AIM
Copy each line of the data below exactly, leaving out pictures.

TASK MATERIAL
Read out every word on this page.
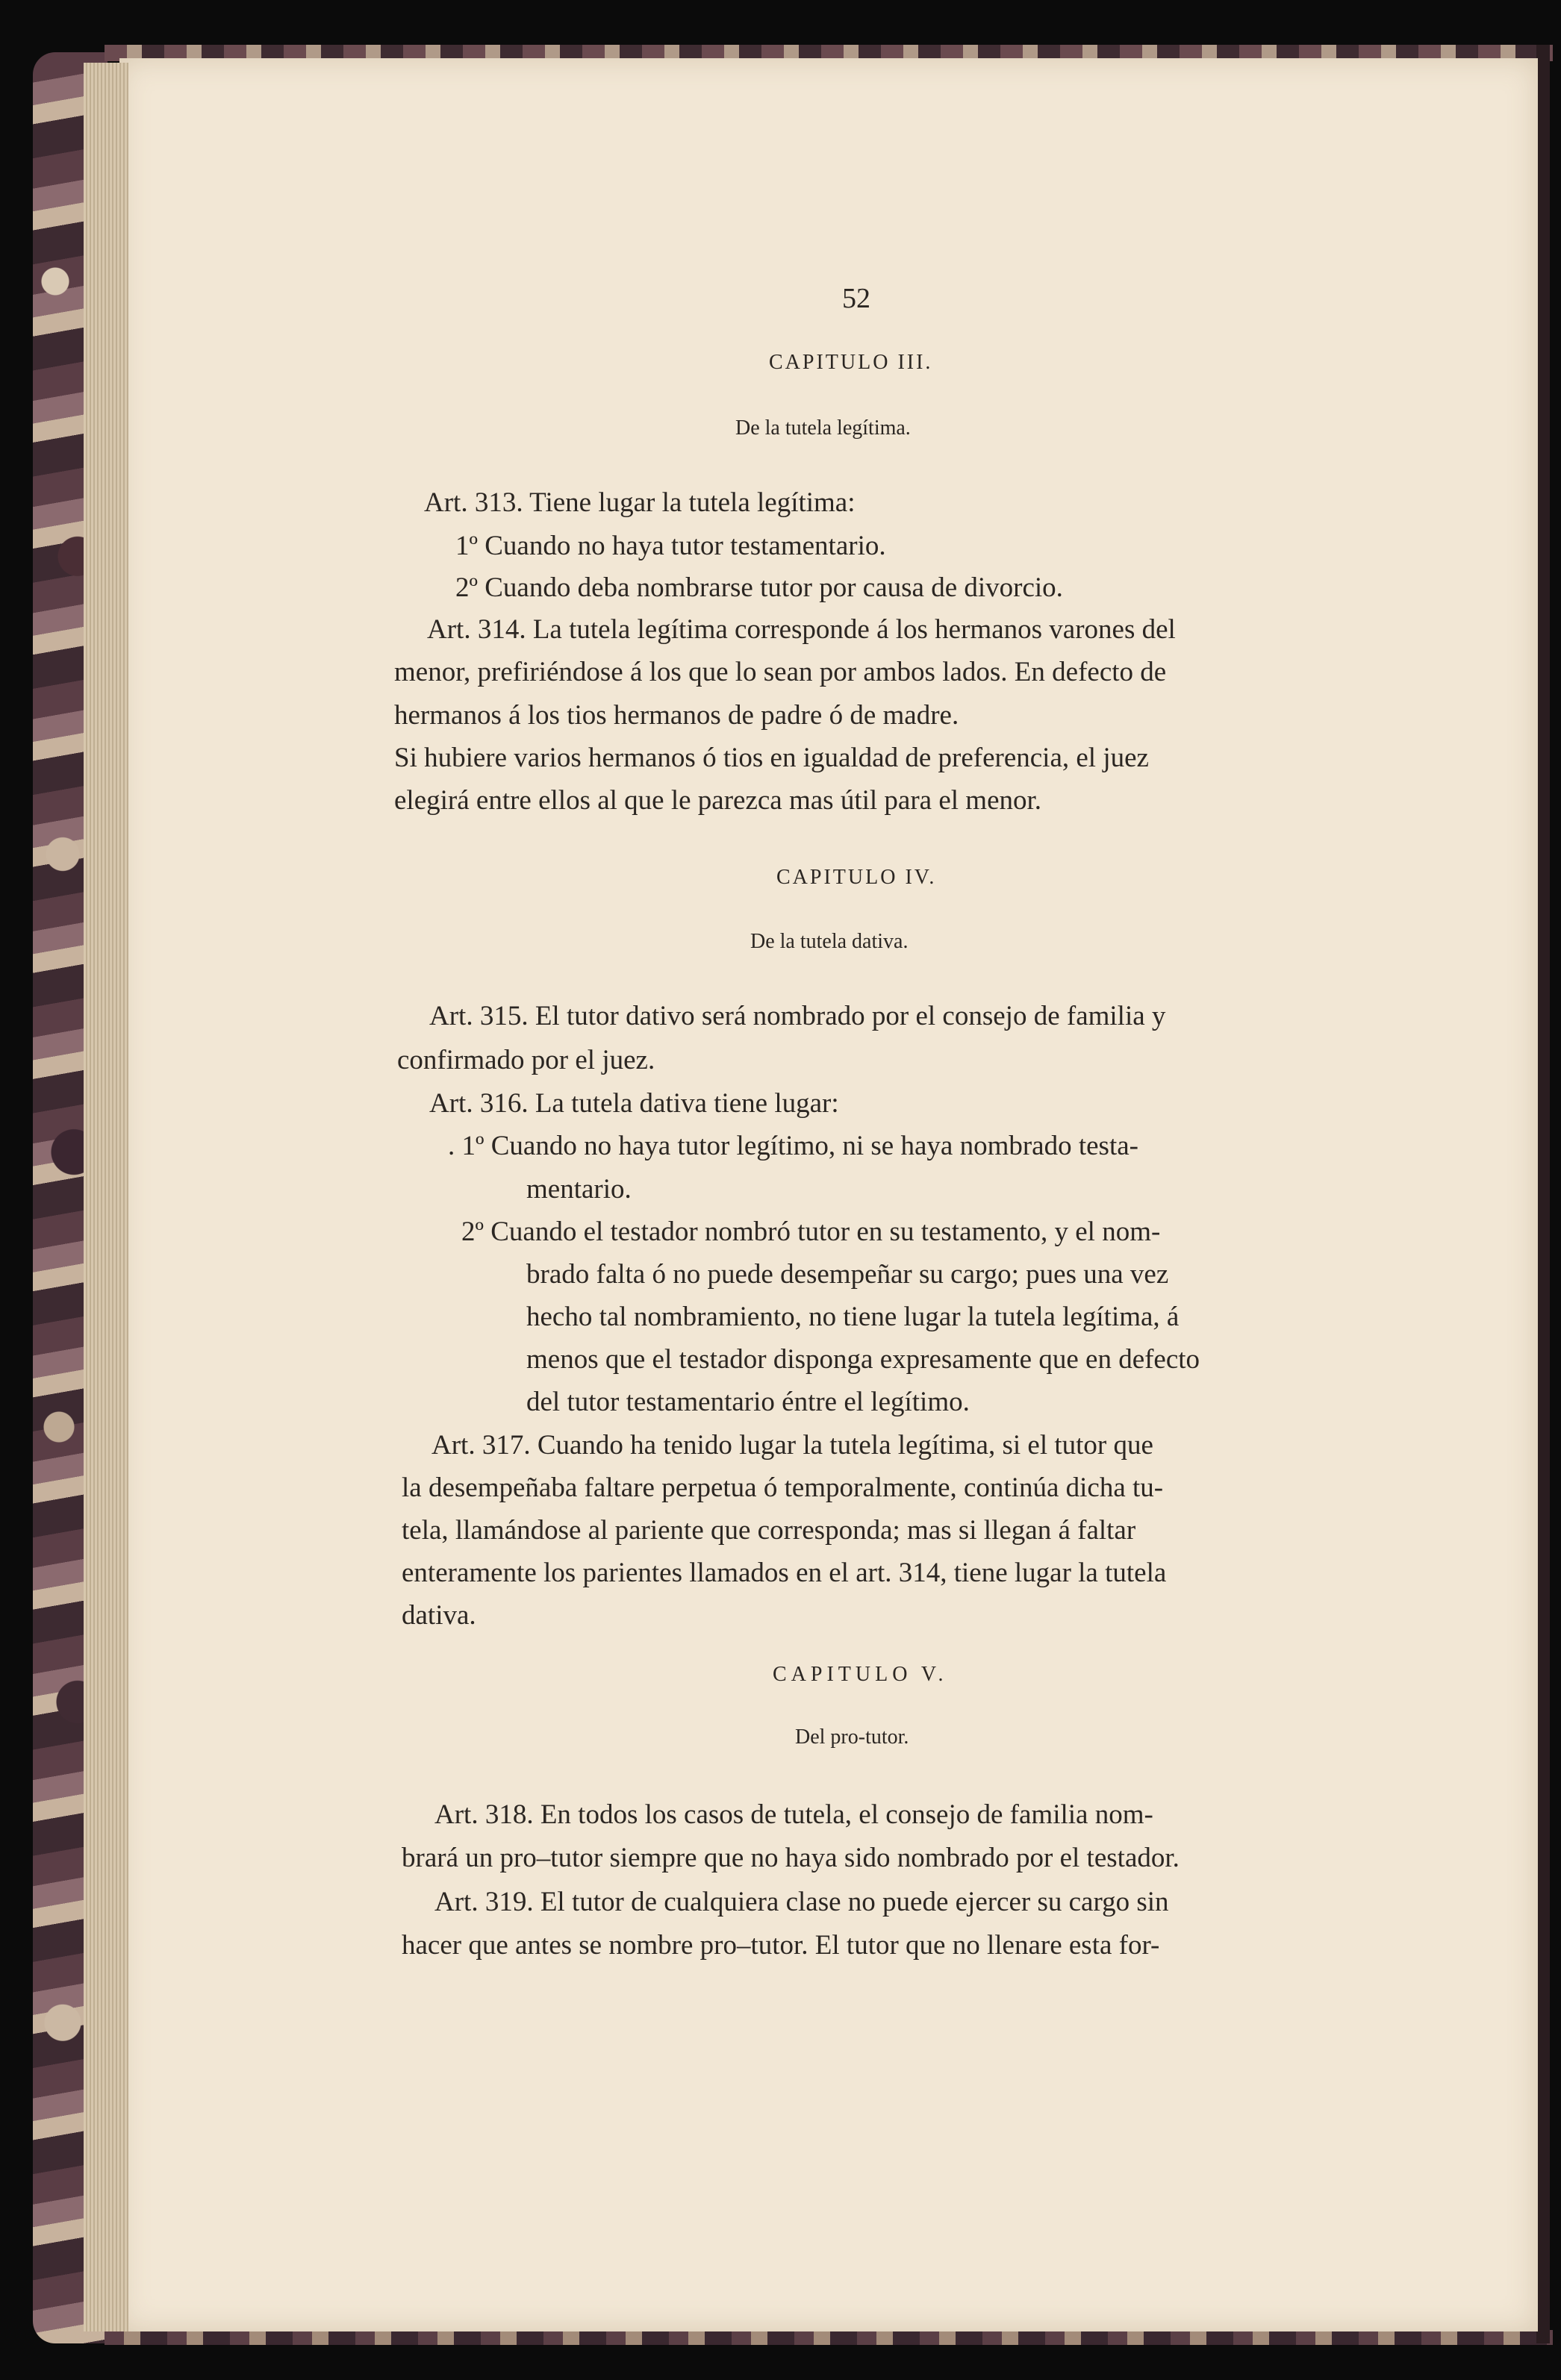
52
CAPITULO III.
De la tutela legítima.
CAPITULO IV.
De la tutela dativa.
CAPITULO V.
Del pro-tutor.
Art. 313. Tiene lugar la tutela legítima:
1º Cuando no haya tutor testamentario.
2º Cuando deba nombrarse tutor por causa de divorcio.
Art. 314. La tutela legítima corresponde á los hermanos varones del
menor, prefiriéndose á los que lo sean por ambos lados. En defecto de
hermanos á los tios hermanos de padre ó de madre.
Si hubiere varios hermanos ó tios en igualdad de preferencia, el juez
elegirá entre ellos al que le parezca mas útil para el menor.
Art. 315. El tutor dativo será nombrado por el consejo de familia y
confirmado por el juez.
Art. 316. La tutela dativa tiene lugar:
. 1º Cuando no haya tutor legítimo, ni se haya nombrado testa-
mentario.
2º Cuando el testador nombró tutor en su testamento, y el nom-
brado falta ó no puede desempeñar su cargo; pues una vez
hecho tal nombramiento, no tiene lugar la tutela legítima, á
menos que el testador disponga expresamente que en defecto
del tutor testamentario éntre el legítimo.
Art. 317. Cuando ha tenido lugar la tutela legítima, si el tutor que
la desempeñaba faltare perpetua ó temporalmente, continúa dicha tu-
tela, llamándose al pariente que corresponda; mas si llegan á faltar
enteramente los parientes llamados en el art. 314, tiene lugar la tutela
dativa.
Art. 318. En todos los casos de tutela, el consejo de familia nom-
brará un pro–tutor siempre que no haya sido nombrado por el testador.
Art. 319. El tutor de cualquiera clase no puede ejercer su cargo sin
hacer que antes se nombre pro–tutor. El tutor que no llenare esta for-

TASK RESULT
Read out every word on this page.
52
CAPITULO III.
De la tutela legítima.
CAPITULO IV.
De la tutela dativa.
CAPITULO V.
Del pro-tutor.
Art. 313. Tiene lugar la tutela legítima:
1º Cuando no haya tutor testamentario.
2º Cuando deba nombrarse tutor por causa de divorcio.
Art. 314. La tutela legítima corresponde á los hermanos varones del
menor, prefiriéndose á los que lo sean por ambos lados. En defecto de
hermanos á los tios hermanos de padre ó de madre.
Si hubiere varios hermanos ó tios en igualdad de preferencia, el juez
elegirá entre ellos al que le parezca mas útil para el menor.
Art. 315. El tutor dativo será nombrado por el consejo de familia y
confirmado por el juez.
Art. 316. La tutela dativa tiene lugar:
. 1º Cuando no haya tutor legítimo, ni se haya nombrado testa-
mentario.
2º Cuando el testador nombró tutor en su testamento, y el nom-
brado falta ó no puede desempeñar su cargo; pues una vez
hecho tal nombramiento, no tiene lugar la tutela legítima, á
menos que el testador disponga expresamente que en defecto
del tutor testamentario éntre el legítimo.
Art. 317. Cuando ha tenido lugar la tutela legítima, si el tutor que
la desempeñaba faltare perpetua ó temporalmente, continúa dicha tu-
tela, llamándose al pariente que corresponda; mas si llegan á faltar
enteramente los parientes llamados en el art. 314, tiene lugar la tutela
dativa.
Art. 318. En todos los casos de tutela, el consejo de familia nom-
brará un pro–tutor siempre que no haya sido nombrado por el testador.
Art. 319. El tutor de cualquiera clase no puede ejercer su cargo sin
hacer que antes se nombre pro–tutor. El tutor que no llenare esta for-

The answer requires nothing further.